# Task instructions:
Turn the lines from the start of the records through the line containing "list-item — [95, 560, 521, 700]", inclusive, into a numbered list. Leave out any blank lines.

───── Data shown ─────

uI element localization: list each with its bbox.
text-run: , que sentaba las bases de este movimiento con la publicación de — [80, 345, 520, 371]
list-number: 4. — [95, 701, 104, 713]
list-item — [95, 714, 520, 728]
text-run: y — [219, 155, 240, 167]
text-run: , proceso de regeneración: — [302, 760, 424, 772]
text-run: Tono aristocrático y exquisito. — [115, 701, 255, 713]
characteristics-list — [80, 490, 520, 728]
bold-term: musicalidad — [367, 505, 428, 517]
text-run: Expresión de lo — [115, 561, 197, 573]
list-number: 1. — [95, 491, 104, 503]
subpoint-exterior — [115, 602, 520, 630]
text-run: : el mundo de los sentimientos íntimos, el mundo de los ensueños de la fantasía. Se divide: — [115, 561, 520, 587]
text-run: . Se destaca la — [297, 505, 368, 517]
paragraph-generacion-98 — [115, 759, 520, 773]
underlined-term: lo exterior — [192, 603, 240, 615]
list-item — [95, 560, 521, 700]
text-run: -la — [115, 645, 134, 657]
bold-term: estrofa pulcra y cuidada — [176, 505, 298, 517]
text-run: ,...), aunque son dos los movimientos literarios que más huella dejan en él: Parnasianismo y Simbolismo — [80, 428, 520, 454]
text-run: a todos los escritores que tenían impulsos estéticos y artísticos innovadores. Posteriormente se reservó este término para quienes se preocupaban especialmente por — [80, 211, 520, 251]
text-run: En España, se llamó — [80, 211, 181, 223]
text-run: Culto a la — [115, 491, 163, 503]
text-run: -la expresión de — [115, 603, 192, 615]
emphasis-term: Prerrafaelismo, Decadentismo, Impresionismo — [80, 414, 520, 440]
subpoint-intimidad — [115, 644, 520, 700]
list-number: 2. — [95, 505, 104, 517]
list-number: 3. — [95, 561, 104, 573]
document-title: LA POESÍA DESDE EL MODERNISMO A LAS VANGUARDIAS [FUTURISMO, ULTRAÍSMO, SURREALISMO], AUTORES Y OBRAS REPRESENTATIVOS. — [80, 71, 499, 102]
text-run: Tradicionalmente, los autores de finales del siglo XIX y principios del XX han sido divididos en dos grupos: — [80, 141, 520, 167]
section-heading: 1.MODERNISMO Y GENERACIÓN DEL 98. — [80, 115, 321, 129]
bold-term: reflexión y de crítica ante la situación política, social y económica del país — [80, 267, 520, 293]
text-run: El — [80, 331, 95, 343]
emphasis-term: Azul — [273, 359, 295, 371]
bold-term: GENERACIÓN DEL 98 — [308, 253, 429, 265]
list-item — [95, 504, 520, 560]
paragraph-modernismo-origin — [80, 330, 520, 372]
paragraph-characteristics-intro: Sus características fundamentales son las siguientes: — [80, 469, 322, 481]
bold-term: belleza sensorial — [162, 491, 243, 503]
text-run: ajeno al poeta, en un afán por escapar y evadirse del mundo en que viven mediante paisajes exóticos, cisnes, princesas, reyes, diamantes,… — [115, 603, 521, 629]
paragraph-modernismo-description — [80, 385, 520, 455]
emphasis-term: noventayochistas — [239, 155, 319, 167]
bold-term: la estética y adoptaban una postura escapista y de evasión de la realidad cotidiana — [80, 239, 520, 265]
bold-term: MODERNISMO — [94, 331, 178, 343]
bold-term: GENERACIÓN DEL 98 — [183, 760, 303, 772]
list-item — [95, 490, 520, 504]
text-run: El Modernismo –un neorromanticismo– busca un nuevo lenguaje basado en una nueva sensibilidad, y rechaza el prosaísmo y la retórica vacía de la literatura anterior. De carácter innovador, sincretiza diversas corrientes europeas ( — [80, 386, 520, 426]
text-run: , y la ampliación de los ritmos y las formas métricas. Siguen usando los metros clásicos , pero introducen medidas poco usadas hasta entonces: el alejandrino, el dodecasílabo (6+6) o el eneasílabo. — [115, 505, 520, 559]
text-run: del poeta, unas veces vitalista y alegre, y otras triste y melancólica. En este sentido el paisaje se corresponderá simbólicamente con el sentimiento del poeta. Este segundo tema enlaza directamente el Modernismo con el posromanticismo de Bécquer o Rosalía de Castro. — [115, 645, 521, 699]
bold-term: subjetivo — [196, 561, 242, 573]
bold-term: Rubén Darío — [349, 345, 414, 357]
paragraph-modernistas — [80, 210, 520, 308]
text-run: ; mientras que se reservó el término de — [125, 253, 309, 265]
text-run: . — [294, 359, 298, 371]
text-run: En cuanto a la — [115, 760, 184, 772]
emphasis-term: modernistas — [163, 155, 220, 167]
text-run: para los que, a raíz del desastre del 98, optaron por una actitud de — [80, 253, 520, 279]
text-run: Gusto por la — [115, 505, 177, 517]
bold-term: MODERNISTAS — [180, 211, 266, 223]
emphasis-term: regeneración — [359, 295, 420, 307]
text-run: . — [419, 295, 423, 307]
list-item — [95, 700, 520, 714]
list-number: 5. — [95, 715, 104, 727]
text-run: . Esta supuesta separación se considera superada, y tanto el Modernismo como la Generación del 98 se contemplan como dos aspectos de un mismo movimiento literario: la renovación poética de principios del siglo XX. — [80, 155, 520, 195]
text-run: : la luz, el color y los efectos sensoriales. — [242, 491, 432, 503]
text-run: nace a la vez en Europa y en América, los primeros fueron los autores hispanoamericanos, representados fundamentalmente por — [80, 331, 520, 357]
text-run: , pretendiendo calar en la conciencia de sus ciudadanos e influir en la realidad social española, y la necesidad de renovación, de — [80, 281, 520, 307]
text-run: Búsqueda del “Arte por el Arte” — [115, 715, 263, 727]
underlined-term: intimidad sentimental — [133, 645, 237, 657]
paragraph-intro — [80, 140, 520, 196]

─────

# Task result:
1. uI element localization: list each with its bbox.
2. text-run: , que sentaba las bases de este movimiento con la publicación de — [80, 345, 520, 371]
3. list-number: 4. — [95, 701, 104, 713]
4. list-item — [95, 714, 520, 728]
5. text-run: y — [219, 155, 240, 167]
6. text-run: , proceso de regeneración: — [302, 760, 424, 772]
7. text-run: Tono aristocrático y exquisito. — [115, 701, 255, 713]
8. characteristics-list — [80, 490, 520, 728]
9. bold-term: musicalidad — [367, 505, 428, 517]
10. text-run: Expresión de lo — [115, 561, 197, 573]
11. list-number: 1. — [95, 491, 104, 503]
12. subpoint-exterior — [115, 602, 520, 630]
13. text-run: : el mundo de los sentimientos íntimos, el mundo de los ensueños de la fantasía. Se divide: — [115, 561, 520, 587]
14. text-run: . Se destaca la — [297, 505, 368, 517]
15. paragraph-generacion-98 — [115, 759, 520, 773]
16. underlined-term: lo exterior — [192, 603, 240, 615]
17. list-item — [95, 560, 521, 700]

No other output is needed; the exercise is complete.